------ Records supplied ------

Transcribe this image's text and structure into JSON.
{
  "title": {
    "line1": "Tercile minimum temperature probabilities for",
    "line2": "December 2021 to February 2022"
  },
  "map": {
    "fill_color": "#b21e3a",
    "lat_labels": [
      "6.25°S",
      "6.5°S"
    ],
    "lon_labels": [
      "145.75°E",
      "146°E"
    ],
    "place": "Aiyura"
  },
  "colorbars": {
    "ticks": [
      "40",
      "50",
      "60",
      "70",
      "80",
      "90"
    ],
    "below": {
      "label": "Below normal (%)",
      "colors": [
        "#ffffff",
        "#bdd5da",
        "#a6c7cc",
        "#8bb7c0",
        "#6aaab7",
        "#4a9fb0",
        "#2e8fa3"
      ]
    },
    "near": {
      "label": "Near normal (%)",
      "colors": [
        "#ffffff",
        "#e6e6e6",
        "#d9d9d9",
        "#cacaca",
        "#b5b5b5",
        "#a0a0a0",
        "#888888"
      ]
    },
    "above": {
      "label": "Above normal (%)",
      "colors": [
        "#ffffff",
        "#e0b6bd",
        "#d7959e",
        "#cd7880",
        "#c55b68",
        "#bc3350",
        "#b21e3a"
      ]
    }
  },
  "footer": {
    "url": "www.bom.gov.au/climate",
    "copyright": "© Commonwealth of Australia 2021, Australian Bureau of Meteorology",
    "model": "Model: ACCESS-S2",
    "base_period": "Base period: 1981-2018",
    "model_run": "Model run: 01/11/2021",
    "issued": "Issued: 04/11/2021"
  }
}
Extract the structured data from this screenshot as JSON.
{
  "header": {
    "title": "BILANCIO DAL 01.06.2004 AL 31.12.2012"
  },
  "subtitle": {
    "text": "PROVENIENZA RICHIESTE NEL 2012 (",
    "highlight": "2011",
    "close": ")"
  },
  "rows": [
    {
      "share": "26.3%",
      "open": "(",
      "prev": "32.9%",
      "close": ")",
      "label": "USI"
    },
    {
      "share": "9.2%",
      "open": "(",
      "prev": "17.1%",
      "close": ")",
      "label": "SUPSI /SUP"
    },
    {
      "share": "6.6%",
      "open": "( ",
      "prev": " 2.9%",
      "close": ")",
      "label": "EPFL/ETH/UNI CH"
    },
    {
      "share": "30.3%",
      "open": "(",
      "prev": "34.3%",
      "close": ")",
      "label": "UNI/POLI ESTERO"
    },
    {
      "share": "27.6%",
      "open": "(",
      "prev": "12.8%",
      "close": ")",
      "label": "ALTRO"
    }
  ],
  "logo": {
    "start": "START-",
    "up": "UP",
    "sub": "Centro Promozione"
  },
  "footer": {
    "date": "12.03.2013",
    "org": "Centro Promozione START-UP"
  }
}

------

Do this => Find the line containing "Extract the structured", then output it and every line after it to the end of the data, exactly.

Correct answer =>
Extract the structured data from this screenshot as JSON.
{
  "header": {
    "title": "BILANCIO DAL 01.06.2004 AL 31.12.2012"
  },
  "subtitle": {
    "text": "PROVENIENZA RICHIESTE NEL 2012 (",
    "highlight": "2011",
    "close": ")"
  },
  "rows": [
    {
      "share": "26.3%",
      "open": "(",
      "prev": "32.9%",
      "close": ")",
      "label": "USI"
    },
    {
      "share": "9.2%",
      "open": "(",
      "prev": "17.1%",
      "close": ")",
      "label": "SUPSI /SUP"
    },
    {
      "share": "6.6%",
      "open": "( ",
      "prev": " 2.9%",
      "close": ")",
      "label": "EPFL/ETH/UNI CH"
    },
    {
      "share": "30.3%",
      "open": "(",
      "prev": "34.3%",
      "close": ")",
      "label": "UNI/POLI ESTERO"
    },
    {
      "share": "27.6%",
      "open": "(",
      "prev": "12.8%",
      "close": ")",
      "label": "ALTRO"
    }
  ],
  "logo": {
    "start": "START-",
    "up": "UP",
    "sub": "Centro Promozione"
  },
  "footer": {
    "date": "12.03.2013",
    "org": "Centro Promozione START-UP"
  }
}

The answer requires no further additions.